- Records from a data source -
★ ★ ★ ★
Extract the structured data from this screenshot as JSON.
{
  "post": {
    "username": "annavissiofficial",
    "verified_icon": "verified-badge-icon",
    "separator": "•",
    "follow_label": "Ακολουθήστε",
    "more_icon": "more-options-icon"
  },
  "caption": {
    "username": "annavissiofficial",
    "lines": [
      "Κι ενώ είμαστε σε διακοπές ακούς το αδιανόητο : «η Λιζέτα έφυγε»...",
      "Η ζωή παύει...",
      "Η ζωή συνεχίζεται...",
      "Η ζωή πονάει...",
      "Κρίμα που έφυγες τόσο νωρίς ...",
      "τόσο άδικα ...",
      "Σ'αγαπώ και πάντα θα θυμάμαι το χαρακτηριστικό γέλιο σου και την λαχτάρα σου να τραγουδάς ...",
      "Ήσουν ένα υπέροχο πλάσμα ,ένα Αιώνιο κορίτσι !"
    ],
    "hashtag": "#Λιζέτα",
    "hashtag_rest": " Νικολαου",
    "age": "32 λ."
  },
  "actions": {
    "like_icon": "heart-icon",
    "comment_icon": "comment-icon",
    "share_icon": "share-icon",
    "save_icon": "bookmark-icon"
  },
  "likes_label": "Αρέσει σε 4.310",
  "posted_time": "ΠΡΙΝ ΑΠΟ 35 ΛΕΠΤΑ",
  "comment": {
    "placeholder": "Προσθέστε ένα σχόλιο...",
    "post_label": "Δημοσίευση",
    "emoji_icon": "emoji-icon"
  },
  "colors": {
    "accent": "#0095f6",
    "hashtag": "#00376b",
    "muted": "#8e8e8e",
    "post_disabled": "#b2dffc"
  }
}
★ ★ ★ ★
- WHAT IS REQUIRED -
Extract the full listing and reproduce each line exactly.

- WRITTEN SOLUTION -
Extract the structured data from this screenshot as JSON.
{
  "post": {
    "username": "annavissiofficial",
    "verified_icon": "verified-badge-icon",
    "separator": "•",
    "follow_label": "Ακολουθήστε",
    "more_icon": "more-options-icon"
  },
  "caption": {
    "username": "annavissiofficial",
    "lines": [
      "Κι ενώ είμαστε σε διακοπές ακούς το αδιανόητο : «η Λιζέτα έφυγε»...",
      "Η ζωή παύει...",
      "Η ζωή συνεχίζεται...",
      "Η ζωή πονάει...",
      "Κρίμα που έφυγες τόσο νωρίς ...",
      "τόσο άδικα ...",
      "Σ'αγαπώ και πάντα θα θυμάμαι το χαρακτηριστικό γέλιο σου και την λαχτάρα σου να τραγουδάς ...",
      "Ήσουν ένα υπέροχο πλάσμα ,ένα Αιώνιο κορίτσι !"
    ],
    "hashtag": "#Λιζέτα",
    "hashtag_rest": " Νικολαου",
    "age": "32 λ."
  },
  "actions": {
    "like_icon": "heart-icon",
    "comment_icon": "comment-icon",
    "share_icon": "share-icon",
    "save_icon": "bookmark-icon"
  },
  "likes_label": "Αρέσει σε 4.310",
  "posted_time": "ΠΡΙΝ ΑΠΟ 35 ΛΕΠΤΑ",
  "comment": {
    "placeholder": "Προσθέστε ένα σχόλιο...",
    "post_label": "Δημοσίευση",
    "emoji_icon": "emoji-icon"
  },
  "colors": {
    "accent": "#0095f6",
    "hashtag": "#00376b",
    "muted": "#8e8e8e",
    "post_disabled": "#b2dffc"
  }
}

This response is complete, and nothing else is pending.